Saved entries
· · ·

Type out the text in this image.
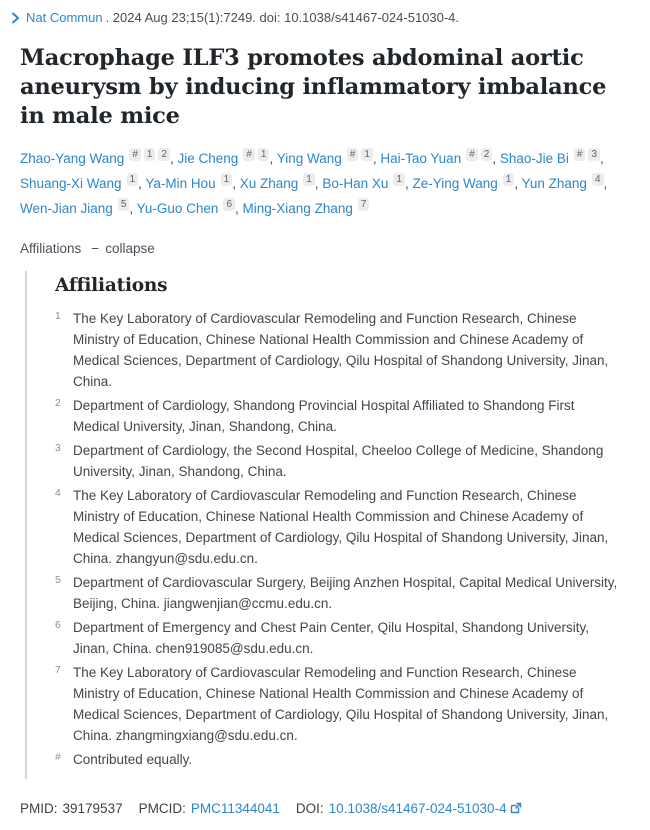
Nat Commun . 2024 Aug 23;15(1):7249. doi: 10.1038/s41467-024-51030-4.
Macrophage ILF3 promotes abdominal aortic aneurysm by inducing inflammatory imbalance in male mice
Zhao-Yang Wang # 1 2 , Jie Cheng # 1 , Ying Wang # 1 , Hai-Tao Yuan # 2 , Shao-Jie Bi # 3 , Shuang-Xi Wang 1 , Ya-Min Hou 1 , Xu Zhang 1 , Bo-Han Xu 1 , Ze-Ying Wang 1 , Yun Zhang 4 , Wen-Jian Jiang 5 , Yu-Guo Chen 6 , Ming-Xiang Zhang 7
Affiliations − collapse
Affiliations
1 The Key Laboratory of Cardiovascular Remodeling and Function Research, Chinese Ministry of Education, Chinese National Health Commission and Chinese Academy of Medical Sciences, Department of Cardiology, Qilu Hospital of Shandong University, Jinan, China.
2 Department of Cardiology, Shandong Provincial Hospital Affiliated to Shandong First Medical University, Jinan, Shandong, China.
3 Department of Cardiology, the Second Hospital, Cheeloo College of Medicine, Shandong University, Jinan, Shandong, China.
4 The Key Laboratory of Cardiovascular Remodeling and Function Research, Chinese Ministry of Education, Chinese National Health Commission and Chinese Academy of Medical Sciences, Department of Cardiology, Qilu Hospital of Shandong University, Jinan, China. zhangyun@sdu.edu.cn.
5 Department of Cardiovascular Surgery, Beijing Anzhen Hospital, Capital Medical University, Beijing, China. jiangwenjian@ccmu.edu.cn.
6 Department of Emergency and Chest Pain Center, Qilu Hospital, Shandong University, Jinan, China. chen919085@sdu.edu.cn.
7 The Key Laboratory of Cardiovascular Remodeling and Function Research, Chinese Ministry of Education, Chinese National Health Commission and Chinese Academy of Medical Sciences, Department of Cardiology, Qilu Hospital of Shandong University, Jinan, China. zhangmingxiang@sdu.edu.cn.
# Contributed equally.
PMID: 39179537 PMCID: PMC11344041 DOI: 10.1038/s41467-024-51030-4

· · ·

Every record above should come back exactly, but without its pictures.

→ Solution for this task
Type out the text in this image.
Nat Commun . 2024 Aug 23;15(1):7249. doi: 10.1038/s41467-024-51030-4.
Macrophage ILF3 promotes abdominal aortic aneurysm by inducing inflammatory imbalance in male mice
Zhao-Yang Wang # 1 2 , Jie Cheng # 1 , Ying Wang # 1 , Hai-Tao Yuan # 2 , Shao-Jie Bi # 3 , Shuang-Xi Wang 1 , Ya-Min Hou 1 , Xu Zhang 1 , Bo-Han Xu 1 , Ze-Ying Wang 1 , Yun Zhang 4 , Wen-Jian Jiang 5 , Yu-Guo Chen 6 , Ming-Xiang Zhang 7
Affiliations − collapse
Affiliations
1 The Key Laboratory of Cardiovascular Remodeling and Function Research, Chinese Ministry of Education, Chinese National Health Commission and Chinese Academy of Medical Sciences, Department of Cardiology, Qilu Hospital of Shandong University, Jinan, China.
2 Department of Cardiology, Shandong Provincial Hospital Affiliated to Shandong First Medical University, Jinan, Shandong, China.
3 Department of Cardiology, the Second Hospital, Cheeloo College of Medicine, Shandong University, Jinan, Shandong, China.
4 The Key Laboratory of Cardiovascular Remodeling and Function Research, Chinese Ministry of Education, Chinese National Health Commission and Chinese Academy of Medical Sciences, Department of Cardiology, Qilu Hospital of Shandong University, Jinan, China. zhangyun@sdu.edu.cn.
5 Department of Cardiovascular Surgery, Beijing Anzhen Hospital, Capital Medical University, Beijing, China. jiangwenjian@ccmu.edu.cn.
6 Department of Emergency and Chest Pain Center, Qilu Hospital, Shandong University, Jinan, China. chen919085@sdu.edu.cn.
7 The Key Laboratory of Cardiovascular Remodeling and Function Research, Chinese Ministry of Education, Chinese National Health Commission and Chinese Academy of Medical Sciences, Department of Cardiology, Qilu Hospital of Shandong University, Jinan, China. zhangmingxiang@sdu.edu.cn.
# Contributed equally.
PMID: 39179537 PMCID: PMC11344041 DOI: 10.1038/s41467-024-51030-4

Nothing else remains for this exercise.